┏━━

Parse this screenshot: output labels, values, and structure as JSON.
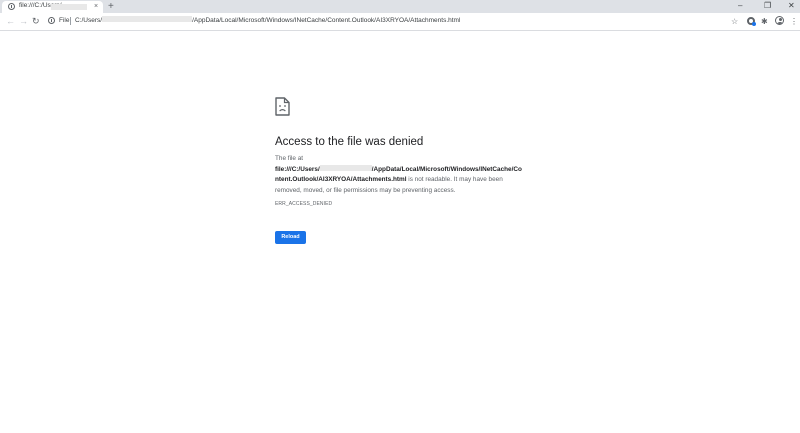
{
  "browser": {
    "tab": {
      "title": "file:///C:/Users/"
    },
    "new_tab_icon": "+",
    "close_tab_icon": "×",
    "window_controls": {
      "minimize": "–",
      "maximize": "❐",
      "close": "✕"
    },
    "toolbar": {
      "back_icon": "←",
      "forward_icon": "→",
      "reload_icon": "↻",
      "scheme_label": "File",
      "url_prefix": "C:/Users/",
      "url_suffix": "/AppData/Local/Microsoft/Windows/INetCache/Content.Outlook/AI3XRYOA/Attachments.html",
      "star_icon": "☆",
      "extensions_icon": "✱",
      "menu_icon": "⋮"
    }
  },
  "error": {
    "title": "Access to the file was denied",
    "desc_line1": "The file at",
    "path_part1": "file:///C:/Users/",
    "path_part2": "/AppData/Local/Microsoft/Windows/INetCache/Co",
    "path_part3": "ntent.Outlook/AI3XRYOA/Attachments.html",
    "desc_tail1": " is not readable. It may have been",
    "desc_line4": "removed, moved, or file permissions may be preventing access.",
    "code": "ERR_ACCESS_DENIED",
    "reload_label": "Reload"
  },
  "colors": {
    "accent": "#1a73e8",
    "tabstrip": "#dee1e6",
    "text": "#202124",
    "secondary_text": "#5f6368"
  }
}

┗━━

WHAT YOU WILL DO:
Reproduce each line word for word and drop the pictures.

REPLY TO THE EXERCISE:
Parse this screenshot: output labels, values, and structure as JSON.
{
  "browser": {
    "tab": {
      "title": "file:///C:/Users/"
    },
    "new_tab_icon": "+",
    "close_tab_icon": "×",
    "window_controls": {
      "minimize": "–",
      "maximize": "❐",
      "close": "✕"
    },
    "toolbar": {
      "back_icon": "←",
      "forward_icon": "→",
      "reload_icon": "↻",
      "scheme_label": "File",
      "url_prefix": "C:/Users/",
      "url_suffix": "/AppData/Local/Microsoft/Windows/INetCache/Content.Outlook/AI3XRYOA/Attachments.html",
      "star_icon": "☆",
      "extensions_icon": "✱",
      "menu_icon": "⋮"
    }
  },
  "error": {
    "title": "Access to the file was denied",
    "desc_line1": "The file at",
    "path_part1": "file:///C:/Users/",
    "path_part2": "/AppData/Local/Microsoft/Windows/INetCache/Co",
    "path_part3": "ntent.Outlook/AI3XRYOA/Attachments.html",
    "desc_tail1": " is not readable. It may have been",
    "desc_line4": "removed, moved, or file permissions may be preventing access.",
    "code": "ERR_ACCESS_DENIED",
    "reload_label": "Reload"
  },
  "colors": {
    "accent": "#1a73e8",
    "tabstrip": "#dee1e6",
    "text": "#202124",
    "secondary_text": "#5f6368"
  }
}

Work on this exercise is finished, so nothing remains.